▶ [Excerpted data]:

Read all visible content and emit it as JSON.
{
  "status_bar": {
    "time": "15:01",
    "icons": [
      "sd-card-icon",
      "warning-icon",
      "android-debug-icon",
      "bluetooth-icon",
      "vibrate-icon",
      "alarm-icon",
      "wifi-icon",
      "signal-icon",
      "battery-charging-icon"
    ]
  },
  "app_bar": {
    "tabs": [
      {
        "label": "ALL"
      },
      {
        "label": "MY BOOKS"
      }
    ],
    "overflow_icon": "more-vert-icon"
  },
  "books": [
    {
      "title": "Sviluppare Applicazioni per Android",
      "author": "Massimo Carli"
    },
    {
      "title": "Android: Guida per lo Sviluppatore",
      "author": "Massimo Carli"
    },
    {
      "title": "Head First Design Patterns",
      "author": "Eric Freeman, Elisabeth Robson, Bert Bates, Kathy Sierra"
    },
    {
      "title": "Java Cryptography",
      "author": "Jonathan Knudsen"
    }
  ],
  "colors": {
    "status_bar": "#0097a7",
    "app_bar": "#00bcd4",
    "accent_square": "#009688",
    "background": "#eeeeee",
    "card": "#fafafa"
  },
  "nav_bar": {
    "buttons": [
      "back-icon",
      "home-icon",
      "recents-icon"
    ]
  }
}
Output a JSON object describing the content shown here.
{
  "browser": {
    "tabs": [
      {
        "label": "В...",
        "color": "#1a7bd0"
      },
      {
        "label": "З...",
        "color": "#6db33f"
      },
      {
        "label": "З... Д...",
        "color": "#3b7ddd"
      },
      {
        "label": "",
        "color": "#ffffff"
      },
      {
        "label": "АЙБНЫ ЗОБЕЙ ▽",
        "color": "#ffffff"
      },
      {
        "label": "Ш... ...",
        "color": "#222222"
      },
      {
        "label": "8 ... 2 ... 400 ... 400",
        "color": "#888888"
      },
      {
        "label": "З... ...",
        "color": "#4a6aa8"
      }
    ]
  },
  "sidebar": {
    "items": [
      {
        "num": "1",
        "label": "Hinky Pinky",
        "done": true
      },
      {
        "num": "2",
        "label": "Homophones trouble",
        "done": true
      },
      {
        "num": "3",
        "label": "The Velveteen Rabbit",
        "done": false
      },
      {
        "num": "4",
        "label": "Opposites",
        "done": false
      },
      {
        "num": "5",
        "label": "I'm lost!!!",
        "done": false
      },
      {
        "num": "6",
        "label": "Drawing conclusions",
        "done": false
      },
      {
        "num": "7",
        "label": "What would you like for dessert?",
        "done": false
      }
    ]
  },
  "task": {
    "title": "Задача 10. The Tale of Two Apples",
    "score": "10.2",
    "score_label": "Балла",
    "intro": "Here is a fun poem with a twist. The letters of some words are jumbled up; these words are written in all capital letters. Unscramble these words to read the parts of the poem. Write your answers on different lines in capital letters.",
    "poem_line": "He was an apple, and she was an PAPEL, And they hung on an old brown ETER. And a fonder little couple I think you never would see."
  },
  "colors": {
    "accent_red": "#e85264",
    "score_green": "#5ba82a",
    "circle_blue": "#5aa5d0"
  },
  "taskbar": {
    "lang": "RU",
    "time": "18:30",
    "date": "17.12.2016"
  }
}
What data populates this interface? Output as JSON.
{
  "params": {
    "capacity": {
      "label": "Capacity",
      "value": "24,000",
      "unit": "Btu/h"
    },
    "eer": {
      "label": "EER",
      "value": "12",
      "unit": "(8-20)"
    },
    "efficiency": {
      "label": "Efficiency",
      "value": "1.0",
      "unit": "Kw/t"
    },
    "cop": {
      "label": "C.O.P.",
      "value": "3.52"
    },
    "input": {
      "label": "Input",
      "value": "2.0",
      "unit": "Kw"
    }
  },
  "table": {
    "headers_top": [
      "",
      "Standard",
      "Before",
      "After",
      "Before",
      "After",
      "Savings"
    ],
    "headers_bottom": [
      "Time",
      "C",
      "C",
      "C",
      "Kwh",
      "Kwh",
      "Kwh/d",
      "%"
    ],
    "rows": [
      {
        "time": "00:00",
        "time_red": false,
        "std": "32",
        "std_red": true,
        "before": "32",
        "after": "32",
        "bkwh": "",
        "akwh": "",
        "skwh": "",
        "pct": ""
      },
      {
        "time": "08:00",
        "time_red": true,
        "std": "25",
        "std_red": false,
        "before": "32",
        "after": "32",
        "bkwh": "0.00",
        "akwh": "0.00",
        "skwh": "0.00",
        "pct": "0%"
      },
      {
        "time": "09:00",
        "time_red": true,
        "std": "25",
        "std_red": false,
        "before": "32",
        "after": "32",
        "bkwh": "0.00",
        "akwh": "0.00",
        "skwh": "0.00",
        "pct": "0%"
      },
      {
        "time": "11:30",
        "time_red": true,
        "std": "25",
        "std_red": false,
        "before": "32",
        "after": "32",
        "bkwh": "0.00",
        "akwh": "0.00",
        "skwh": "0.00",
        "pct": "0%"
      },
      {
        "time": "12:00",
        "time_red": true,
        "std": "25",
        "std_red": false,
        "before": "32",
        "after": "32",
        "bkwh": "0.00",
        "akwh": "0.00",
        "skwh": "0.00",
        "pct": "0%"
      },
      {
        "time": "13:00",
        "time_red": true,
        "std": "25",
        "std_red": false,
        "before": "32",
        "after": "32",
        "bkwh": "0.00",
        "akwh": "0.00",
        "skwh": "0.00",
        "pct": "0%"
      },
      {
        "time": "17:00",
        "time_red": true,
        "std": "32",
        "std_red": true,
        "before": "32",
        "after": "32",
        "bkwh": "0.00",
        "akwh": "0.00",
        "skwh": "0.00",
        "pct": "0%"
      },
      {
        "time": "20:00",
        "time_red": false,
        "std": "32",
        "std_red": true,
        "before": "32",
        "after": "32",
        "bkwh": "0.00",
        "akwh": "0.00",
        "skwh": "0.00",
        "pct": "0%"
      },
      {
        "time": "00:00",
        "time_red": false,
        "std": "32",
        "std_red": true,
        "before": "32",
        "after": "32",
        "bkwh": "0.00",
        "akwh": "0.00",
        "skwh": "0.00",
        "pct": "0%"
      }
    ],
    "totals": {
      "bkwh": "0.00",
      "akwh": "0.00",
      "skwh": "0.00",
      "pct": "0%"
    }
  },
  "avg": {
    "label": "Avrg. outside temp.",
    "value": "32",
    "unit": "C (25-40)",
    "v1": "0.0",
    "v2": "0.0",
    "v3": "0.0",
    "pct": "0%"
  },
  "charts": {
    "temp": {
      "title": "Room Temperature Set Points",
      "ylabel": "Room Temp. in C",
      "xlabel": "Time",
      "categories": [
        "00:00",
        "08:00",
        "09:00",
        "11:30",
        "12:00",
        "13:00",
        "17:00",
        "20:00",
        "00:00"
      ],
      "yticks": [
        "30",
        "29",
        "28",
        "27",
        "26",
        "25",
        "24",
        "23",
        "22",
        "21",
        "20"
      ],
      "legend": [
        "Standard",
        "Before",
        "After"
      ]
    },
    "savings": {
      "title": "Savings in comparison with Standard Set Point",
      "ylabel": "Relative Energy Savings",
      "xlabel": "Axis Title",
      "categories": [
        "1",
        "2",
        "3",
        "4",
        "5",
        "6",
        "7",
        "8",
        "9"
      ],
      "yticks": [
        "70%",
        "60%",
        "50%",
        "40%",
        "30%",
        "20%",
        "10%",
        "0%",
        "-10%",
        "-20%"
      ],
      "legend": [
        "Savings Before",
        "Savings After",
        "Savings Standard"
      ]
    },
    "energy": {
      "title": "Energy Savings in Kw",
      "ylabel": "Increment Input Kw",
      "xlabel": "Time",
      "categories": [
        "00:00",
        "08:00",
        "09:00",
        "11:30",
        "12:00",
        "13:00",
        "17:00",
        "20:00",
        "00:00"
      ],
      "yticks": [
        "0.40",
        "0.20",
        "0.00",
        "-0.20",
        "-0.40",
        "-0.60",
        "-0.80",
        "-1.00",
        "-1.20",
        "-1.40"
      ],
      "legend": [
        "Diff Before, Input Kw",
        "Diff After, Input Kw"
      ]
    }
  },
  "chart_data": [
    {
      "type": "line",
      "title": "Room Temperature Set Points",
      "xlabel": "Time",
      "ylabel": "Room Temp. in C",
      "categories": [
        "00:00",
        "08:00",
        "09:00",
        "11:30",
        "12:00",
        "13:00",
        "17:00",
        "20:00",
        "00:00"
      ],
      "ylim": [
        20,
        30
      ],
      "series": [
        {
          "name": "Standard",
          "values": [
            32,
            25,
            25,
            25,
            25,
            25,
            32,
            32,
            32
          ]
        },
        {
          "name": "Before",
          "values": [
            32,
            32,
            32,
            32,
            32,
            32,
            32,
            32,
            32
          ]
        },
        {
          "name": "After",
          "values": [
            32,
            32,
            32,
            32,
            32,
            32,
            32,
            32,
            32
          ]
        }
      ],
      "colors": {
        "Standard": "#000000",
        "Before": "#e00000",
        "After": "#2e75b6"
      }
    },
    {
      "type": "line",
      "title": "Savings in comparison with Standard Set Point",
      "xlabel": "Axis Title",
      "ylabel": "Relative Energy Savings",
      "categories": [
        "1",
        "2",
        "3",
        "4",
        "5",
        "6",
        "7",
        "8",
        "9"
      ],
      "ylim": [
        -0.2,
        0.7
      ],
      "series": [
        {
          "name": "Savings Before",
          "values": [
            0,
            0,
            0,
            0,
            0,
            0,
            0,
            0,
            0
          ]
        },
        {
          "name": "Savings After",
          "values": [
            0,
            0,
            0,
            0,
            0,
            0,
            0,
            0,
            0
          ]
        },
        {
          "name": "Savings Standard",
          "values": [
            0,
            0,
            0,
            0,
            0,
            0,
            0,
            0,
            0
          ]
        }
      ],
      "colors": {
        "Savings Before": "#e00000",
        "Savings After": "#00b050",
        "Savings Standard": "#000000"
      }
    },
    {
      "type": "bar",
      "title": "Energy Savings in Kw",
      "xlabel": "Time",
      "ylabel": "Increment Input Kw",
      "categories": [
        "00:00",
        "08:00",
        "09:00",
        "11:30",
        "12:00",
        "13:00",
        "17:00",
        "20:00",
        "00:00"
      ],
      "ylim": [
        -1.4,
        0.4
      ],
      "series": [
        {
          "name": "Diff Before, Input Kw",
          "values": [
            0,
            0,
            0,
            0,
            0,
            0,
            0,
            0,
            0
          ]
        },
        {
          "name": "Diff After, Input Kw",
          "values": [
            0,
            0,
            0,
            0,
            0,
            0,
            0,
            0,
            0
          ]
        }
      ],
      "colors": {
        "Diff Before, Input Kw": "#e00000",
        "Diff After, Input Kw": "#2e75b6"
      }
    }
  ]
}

▶ [Work to do]: Among the lines of the data, identify those with the word "JSON". Copy each of them.

▶ [Final answer]:
Read all visible content and emit it as JSON.
Output a JSON object describing the content shown here.
What data populates this interface? Output as JSON.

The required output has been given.